### Brief:
Return the material word for word. Do not include the pictures.

### Extracts from a graphics dataset:
*****

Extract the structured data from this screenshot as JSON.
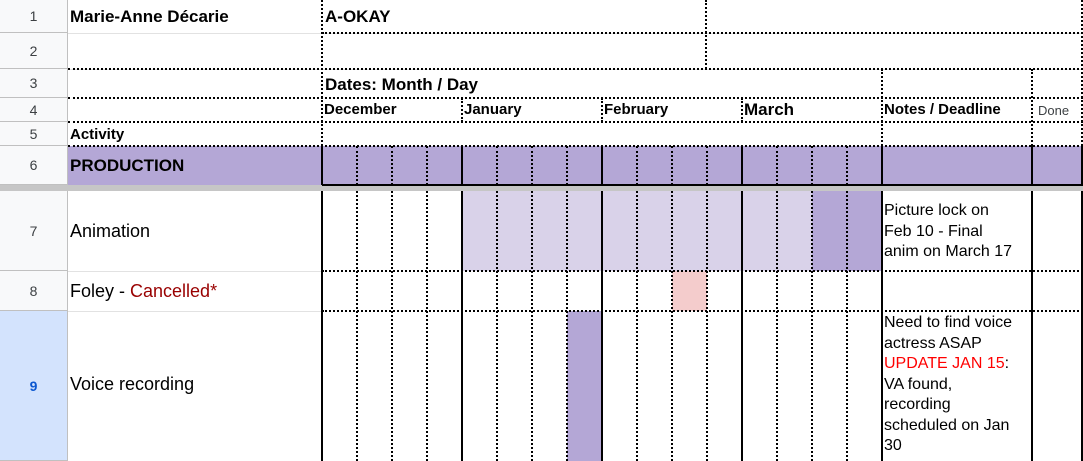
{
  "sheet": {
    "row_numbers": [
      "1",
      "2",
      "3",
      "4",
      "5",
      "6",
      "7",
      "8",
      "9"
    ],
    "row1": {
      "name": "Marie-Anne Décarie",
      "title": "A-OKAY"
    },
    "row3": {
      "dates_label": "Dates: Month / Day"
    },
    "row4": {
      "months": [
        "December",
        "January",
        "February",
        "March"
      ],
      "notes_header": "Notes / Deadline",
      "done_header": "Done"
    },
    "row5": {
      "activity_header": "Activity"
    },
    "row6": {
      "section": "PRODUCTION"
    },
    "rows": [
      {
        "activity": "Animation",
        "note_lines": [
          "Picture lock on",
          "Feb 10 - Final",
          "anim on March 17"
        ]
      },
      {
        "activity": "Foley - ",
        "status": "Cancelled*"
      },
      {
        "activity": "Voice recording",
        "note_lines_before": [
          "Need to find voice",
          "actress ASAP"
        ],
        "note_highlight": "UPDATE JAN 15",
        "note_after_highlight": ":",
        "note_lines_after": [
          "VA found,",
          "recording",
          "scheduled on Jan",
          "30"
        ]
      }
    ],
    "colors": {
      "section_purple": "#b4a7d6",
      "light_purple": "#d9d2e9",
      "pink": "#f4cccc",
      "cancel_red": "#990000",
      "update_red": "#ff0000"
    }
  }
}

*****

### Answer to the exercise:
Extract the structured data from this screenshot as JSON.
{
  "sheet": {
    "row_numbers": [
      "1",
      "2",
      "3",
      "4",
      "5",
      "6",
      "7",
      "8",
      "9"
    ],
    "row1": {
      "name": "Marie-Anne Décarie",
      "title": "A-OKAY"
    },
    "row3": {
      "dates_label": "Dates: Month / Day"
    },
    "row4": {
      "months": [
        "December",
        "January",
        "February",
        "March"
      ],
      "notes_header": "Notes / Deadline",
      "done_header": "Done"
    },
    "row5": {
      "activity_header": "Activity"
    },
    "row6": {
      "section": "PRODUCTION"
    },
    "rows": [
      {
        "activity": "Animation",
        "note_lines": [
          "Picture lock on",
          "Feb 10 - Final",
          "anim on March 17"
        ]
      },
      {
        "activity": "Foley - ",
        "status": "Cancelled*"
      },
      {
        "activity": "Voice recording",
        "note_lines_before": [
          "Need to find voice",
          "actress ASAP"
        ],
        "note_highlight": "UPDATE JAN 15",
        "note_after_highlight": ":",
        "note_lines_after": [
          "VA found,",
          "recording",
          "scheduled on Jan",
          "30"
        ]
      }
    ],
    "colors": {
      "section_purple": "#b4a7d6",
      "light_purple": "#d9d2e9",
      "pink": "#f4cccc",
      "cancel_red": "#990000",
      "update_red": "#ff0000"
    }
  }
}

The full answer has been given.